*** Extracted data ***

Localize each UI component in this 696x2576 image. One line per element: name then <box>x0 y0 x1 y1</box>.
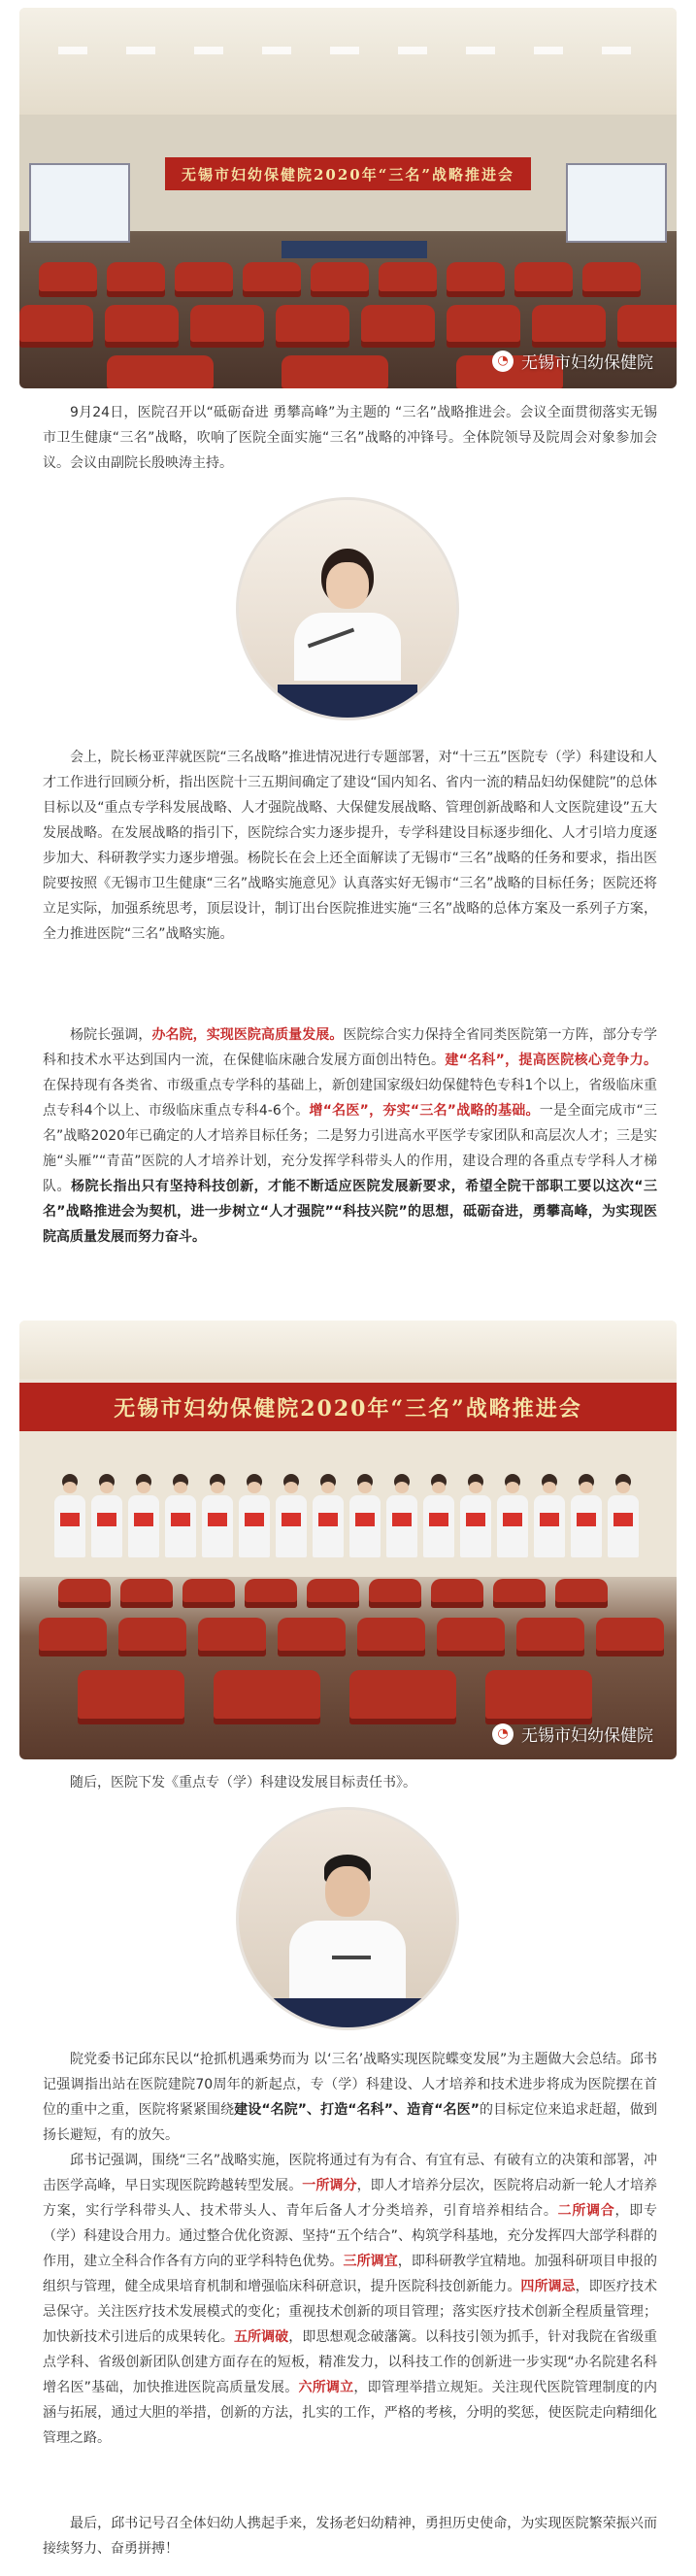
recipient <box>276 1474 307 1557</box>
stage-banner: 无锡市妇幼保健院2020年“三名”战略推进会 <box>114 1396 582 1422</box>
highlight-point-3: 三所调宜 <box>343 2254 398 2269</box>
watermark <box>492 349 653 373</box>
text-segment: ，即科研教学宜精地。加强科研项目申报的组织与管理，健全成果培育机制和增强临床科研意识，提升医院科技创新能力。 <box>43 2254 658 2294</box>
highlight-point-4: 四所调忌 <box>520 2279 576 2294</box>
text-segment: 院党委书记邱东民以“抢抓机遇乘势而为 以‘三名’战略实现医院蝶变发展”为主题做大会总结。邱书记强调指出站在医院建院70周年的新起点，专（学）科建设、人才培养和技术进步将成为医院摆在首位的重中之重，医院将紧紧围绕 <box>43 2052 657 2118</box>
recipient <box>165 1474 196 1557</box>
watermark-text: 无锡市妇幼保健院 <box>521 353 653 373</box>
highlight-famous-doctor: 增“名医”，夯实“三名”战略的基础。 <box>309 1103 540 1119</box>
podium <box>278 685 417 718</box>
ceiling <box>19 8 677 115</box>
speaker-portrait-director <box>236 497 459 720</box>
text-segment: 医院综合实力保持全省同类医院第一方阵，部分专学科和技术水平达到国内一流，在保健临床融合发展方面创出特色。 <box>43 1027 658 1068</box>
paragraph-target-document: 随后，医院下发《重点专（学）科建设发展目标责任书》。 <box>70 1775 416 1790</box>
speaker-figure <box>304 1855 391 1998</box>
recipient <box>534 1474 565 1557</box>
award-recipients <box>54 1474 639 1557</box>
recipient <box>386 1474 417 1557</box>
recipient <box>608 1474 639 1557</box>
speaker-figure <box>304 549 391 681</box>
text-segment: ，即思想观念破藩篱。以科技引领为抓手，针对我院在省级重点学科、省级创新团队创建方面存在的短板，精准发力，以科技工作的创新进一步实现“办名院建名科增名医”基础，加快推进医院高质量发展。 <box>43 2329 658 2395</box>
meeting-hall-photo-2 <box>19 1321 677 1759</box>
text-segment: ，即人才培养分层次，医院将启动新一轮人才培养方案，实行学科带头人、技术带头人、青年后备人才分类培养，引育培养相结合。 <box>43 2178 658 2219</box>
text-segment: 邱书记强调，围绕“三名”战略实施，医院将通过有为有合、有宜有忌、有破有立的决策和部署，冲击医学高峰，早日实现医院跨越转型发展。 <box>43 2153 657 2193</box>
recipient <box>202 1474 233 1557</box>
meeting-hall-photo-1 <box>19 8 677 388</box>
text-segment: ，即医疗技术忌保守。关注医疗技术发展模式的变化；重视技术创新的项目管理；落实医疗技术创新全程质量管理；加快新技术引进后的成果转化。 <box>43 2279 658 2345</box>
recipient <box>91 1474 122 1557</box>
text-segment: 的目标定位来追求赶超，做到扬长避短，有的放矢。 <box>43 2102 658 2143</box>
paragraph-director-emphasis <box>43 1022 657 1250</box>
recipient <box>460 1474 491 1557</box>
microphone <box>332 1956 371 1959</box>
recipient <box>423 1474 454 1557</box>
highlight-famous-department: 建“名科”，提高医院核心竞争力。 <box>445 1053 658 1068</box>
recipient <box>313 1474 344 1557</box>
ceiling <box>19 1321 677 1379</box>
highlight-famous-hospital: 办名院，实现医院高质量发展。 <box>151 1027 344 1043</box>
recipient <box>497 1474 528 1557</box>
watermark <box>492 1722 653 1746</box>
recipient <box>54 1474 85 1557</box>
bold-closing-statement: 杨院长指出只有坚持科技创新，才能不断适应医院发展新要求，希望全院干部职工要以这次“三名”战略推进会为契机，进一步树立“人才强院”“科技兴院”的思想，砥砺奋进，勇攀高峰，为实现医院高质量发展而努力奋斗。 <box>43 1179 657 1245</box>
ceiling-lights <box>58 47 638 54</box>
bold-three-famous-goal: 建设“名院”、打造“名科”、造育“名医” <box>234 2102 480 2118</box>
stage-banner: 无锡市妇幼保健院2020年“三名”战略推进会 <box>181 166 514 184</box>
text-segment: 一是全面完成市“三名”战略2020年已确定的人才培养目标任务；二是努力引进高水平医学专家团队和高层次人才；三是实施“头雁”“青苗”医院的人才培养计划，充分发挥学科带头人的作用，建设合理的各重点专学科人才梯队。 <box>43 1103 657 1194</box>
recipient <box>128 1474 159 1557</box>
watermark-text: 无锡市妇幼保健院 <box>521 1726 653 1746</box>
paragraph-secretary-six-points <box>43 2148 657 2451</box>
highlight-point-1: 一所调分 <box>302 2178 357 2193</box>
speaker-portrait-party-secretary <box>236 1807 459 2030</box>
text-segment: 杨院长强调， <box>70 1027 152 1043</box>
text-segment: ，即专（学）科建设合用力。通过整合优化资源、坚持“五个结合”、构筑学科基地，充分发挥四大部学科群的作用，建立全科合作各有方向的亚学科特色优势。 <box>43 2203 658 2269</box>
recipient <box>571 1474 602 1557</box>
head-table <box>282 241 427 258</box>
paragraph-meeting-intro: 9月24日，医院召开以“砥砺奋进 勇攀高峰”为主题的 “三名”战略推进会。会议全面贯彻落实无锡市卫生健康“三名”战略，吹响了医院全面实施“三名”战略的冲锋号。全体院领导及院周会对象参加会议。会议由副院长殷映涛主持。 <box>43 405 657 471</box>
text-segment: ，即管理举措立规矩。关注现代医院管理制度的内涵与拓展，通过大胆的举措，创新的方法，扎实的工作，严格的考核，分明的奖惩，使医院走向精细化管理之路。 <box>43 2380 658 2446</box>
highlight-point-5: 五所调破 <box>233 2329 289 2345</box>
podium <box>268 1998 427 2027</box>
paragraph-closing-call: 最后，邱书记号召全体妇幼人携起手来，发扬老妇幼精神，勇担历史使命，为实现医院繁荣振兴而接续努力、奋勇拼搏！ <box>43 2516 657 2557</box>
text-segment: 在保持现有各类省、市级重点专学科的基础上，新创建国家级妇幼保健特色专科1个以上，省级临床重点专科4个以上、市级临床重点专科4-6个。 <box>43 1078 657 1119</box>
recipient <box>349 1474 381 1557</box>
highlight-point-6: 六所调立 <box>298 2380 354 2395</box>
paragraph-secretary-summary <box>43 2047 657 2148</box>
paragraph-director-report: 会上，院长杨亚萍就医院“三名战略”推进情况进行专题部署，对“十三五”医院专（学）科建设和人才工作进行回顾分析，指出医院十三五期间确定了建设“国内知名、省内一流的精品妇幼保健院”的总体目标以及“重点专学科发展战略、人才强院战略、大保健发展战略、管理创新战略和人文医院建设”五大发展战略。在发展战略的指引下，医院综合实力逐步提升，专学科建设目标逐步细化、人才引培力度逐步加大、科研教学实力逐步增强。杨院长在会上还全面解读了无锡市“三名”战略的任务和要求，指出医院要按照《无锡市卫生健康“三名”战略实施意见》认真落实好无锡市“三名”战略的目标任务；医院还将立足实际，加强系统思考，顶层设计，制订出台医院推进实施“三名”战略的总体方案及一系列子方案，全力推进医院“三名”战略实施。 <box>43 750 657 942</box>
wechat-logo-icon: ◔ <box>492 351 514 372</box>
wechat-logo-icon: ◔ <box>492 1723 514 1745</box>
highlight-point-2: 二所调合 <box>557 2203 615 2219</box>
recipient <box>239 1474 270 1557</box>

***

Update the listing above by putting "lectern" wherever "podium" appears, keeping every other line as is and leaving out the pictures.

Localize each UI component in this 696x2576 image. One line per element: name then <box>x0 y0 x1 y1</box>.
recipient <box>276 1474 307 1557</box>
stage-banner: 无锡市妇幼保健院2020年“三名”战略推进会 <box>114 1396 582 1422</box>
highlight-point-3: 三所调宜 <box>343 2254 398 2269</box>
watermark <box>492 349 653 373</box>
text-segment: ，即科研教学宜精地。加强科研项目申报的组织与管理，健全成果培育机制和增强临床科研意识，提升医院科技创新能力。 <box>43 2254 658 2294</box>
highlight-point-4: 四所调忌 <box>520 2279 576 2294</box>
text-segment: 院党委书记邱东民以“抢抓机遇乘势而为 以‘三名’战略实现医院蝶变发展”为主题做大会总结。邱书记强调指出站在医院建院70周年的新起点，专（学）科建设、人才培养和技术进步将成为医院摆在首位的重中之重，医院将紧紧围绕 <box>43 2052 657 2118</box>
recipient <box>165 1474 196 1557</box>
watermark-text: 无锡市妇幼保健院 <box>521 353 653 373</box>
highlight-famous-doctor: 增“名医”，夯实“三名”战略的基础。 <box>309 1103 540 1119</box>
lectern <box>278 685 417 718</box>
ceiling <box>19 8 677 115</box>
speaker-portrait-director <box>236 497 459 720</box>
text-segment: 医院综合实力保持全省同类医院第一方阵，部分专学科和技术水平达到国内一流，在保健临床融合发展方面创出特色。 <box>43 1027 658 1068</box>
paragraph-target-document: 随后，医院下发《重点专（学）科建设发展目标责任书》。 <box>70 1775 416 1790</box>
speaker-figure <box>304 1855 391 1998</box>
recipient <box>534 1474 565 1557</box>
award-recipients <box>54 1474 639 1557</box>
recipient <box>386 1474 417 1557</box>
recipient <box>608 1474 639 1557</box>
speaker-figure <box>304 549 391 681</box>
text-segment: ，即思想观念破藩篱。以科技引领为抓手，针对我院在省级重点学科、省级创新团队创建方面存在的短板，精准发力，以科技工作的创新进一步实现“办名院建名科增名医”基础，加快推进医院高质量发展。 <box>43 2329 658 2395</box>
meeting-hall-photo-2 <box>19 1321 677 1759</box>
text-segment: ，即人才培养分层次，医院将启动新一轮人才培养方案，实行学科带头人、技术带头人、青年后备人才分类培养，引育培养相结合。 <box>43 2178 658 2219</box>
text-segment: 邱书记强调，围绕“三名”战略实施，医院将通过有为有合、有宜有忌、有破有立的决策和部署，冲击医学高峰，早日实现医院跨越转型发展。 <box>43 2153 657 2193</box>
recipient <box>202 1474 233 1557</box>
meeting-hall-photo-1 <box>19 8 677 388</box>
text-segment: ，即医疗技术忌保守。关注医疗技术发展模式的变化；重视技术创新的项目管理；落实医疗技术创新全程质量管理；加快新技术引进后的成果转化。 <box>43 2279 658 2345</box>
recipient <box>91 1474 122 1557</box>
text-segment: 的目标定位来追求赶超，做到扬长避短，有的放矢。 <box>43 2102 658 2143</box>
paragraph-director-emphasis <box>43 1022 657 1250</box>
recipient <box>460 1474 491 1557</box>
microphone <box>332 1956 371 1959</box>
recipient <box>423 1474 454 1557</box>
highlight-famous-department: 建“名科”，提高医院核心竞争力。 <box>445 1053 658 1068</box>
recipient <box>313 1474 344 1557</box>
ceiling <box>19 1321 677 1379</box>
highlight-famous-hospital: 办名院，实现医院高质量发展。 <box>151 1027 344 1043</box>
recipient <box>497 1474 528 1557</box>
watermark <box>492 1722 653 1746</box>
recipient <box>54 1474 85 1557</box>
bold-closing-statement: 杨院长指出只有坚持科技创新，才能不断适应医院发展新要求，希望全院干部职工要以这次“三名”战略推进会为契机，进一步树立“人才强院”“科技兴院”的思想，砥砺奋进，勇攀高峰，为实现医院高质量发展而努力奋斗。 <box>43 1179 657 1245</box>
ceiling-lights <box>58 47 638 54</box>
bold-three-famous-goal: 建设“名院”、打造“名科”、造育“名医” <box>234 2102 480 2118</box>
stage-banner: 无锡市妇幼保健院2020年“三名”战略推进会 <box>181 166 514 184</box>
text-segment: 一是全面完成市“三名”战略2020年已确定的人才培养目标任务；二是努力引进高水平医学专家团队和高层次人才；三是实施“头雁”“青苗”医院的人才培养计划，充分发挥学科带头人的作用，建设合理的各重点专学科人才梯队。 <box>43 1103 657 1194</box>
recipient <box>128 1474 159 1557</box>
watermark-text: 无锡市妇幼保健院 <box>521 1726 653 1746</box>
paragraph-secretary-six-points <box>43 2148 657 2451</box>
highlight-point-1: 一所调分 <box>302 2178 357 2193</box>
speaker-portrait-party-secretary <box>236 1807 459 2030</box>
text-segment: 杨院长强调， <box>70 1027 152 1043</box>
text-segment: ，即专（学）科建设合用力。通过整合优化资源、坚持“五个结合”、构筑学科基地，充分发挥四大部学科群的作用，建立全科合作各有方向的亚学科特色优势。 <box>43 2203 658 2269</box>
recipient <box>571 1474 602 1557</box>
head-table <box>282 241 427 258</box>
paragraph-meeting-intro: 9月24日，医院召开以“砥砺奋进 勇攀高峰”为主题的 “三名”战略推进会。会议全面贯彻落实无锡市卫生健康“三名”战略，吹响了医院全面实施“三名”战略的冲锋号。全体院领导及院周会对象参加会议。会议由副院长殷映涛主持。 <box>43 405 657 471</box>
text-segment: ，即管理举措立规矩。关注现代医院管理制度的内涵与拓展，通过大胆的举措，创新的方法，扎实的工作，严格的考核，分明的奖惩，使医院走向精细化管理之路。 <box>43 2380 658 2446</box>
highlight-point-5: 五所调破 <box>233 2329 289 2345</box>
lectern <box>268 1998 427 2027</box>
paragraph-closing-call: 最后，邱书记号召全体妇幼人携起手来，发扬老妇幼精神，勇担历史使命，为实现医院繁荣振兴而接续努力、奋勇拼搏！ <box>43 2516 657 2557</box>
text-segment: 在保持现有各类省、市级重点专学科的基础上，新创建国家级妇幼保健特色专科1个以上，省级临床重点专科4个以上、市级临床重点专科4-6个。 <box>43 1078 657 1119</box>
recipient <box>349 1474 381 1557</box>
highlight-point-6: 六所调立 <box>298 2380 354 2395</box>
paragraph-secretary-summary <box>43 2047 657 2148</box>
paragraph-director-report: 会上，院长杨亚萍就医院“三名战略”推进情况进行专题部署，对“十三五”医院专（学）科建设和人才工作进行回顾分析，指出医院十三五期间确定了建设“国内知名、省内一流的精品妇幼保健院”的总体目标以及“重点专学科发展战略、人才强院战略、大保健发展战略、管理创新战略和人文医院建设”五大发展战略。在发展战略的指引下，医院综合实力逐步提升，专学科建设目标逐步细化、人才引培力度逐步加大、科研教学实力逐步增强。杨院长在会上还全面解读了无锡市“三名”战略的任务和要求，指出医院要按照《无锡市卫生健康“三名”战略实施意见》认真落实好无锡市“三名”战略的目标任务；医院还将立足实际，加强系统思考，顶层设计，制订出台医院推进实施“三名”战略的总体方案及一系列子方案，全力推进医院“三名”战略实施。 <box>43 750 657 942</box>
wechat-logo-icon: ◔ <box>492 351 514 372</box>
wechat-logo-icon: ◔ <box>492 1723 514 1745</box>
highlight-point-2: 二所调合 <box>557 2203 615 2219</box>
recipient <box>239 1474 270 1557</box>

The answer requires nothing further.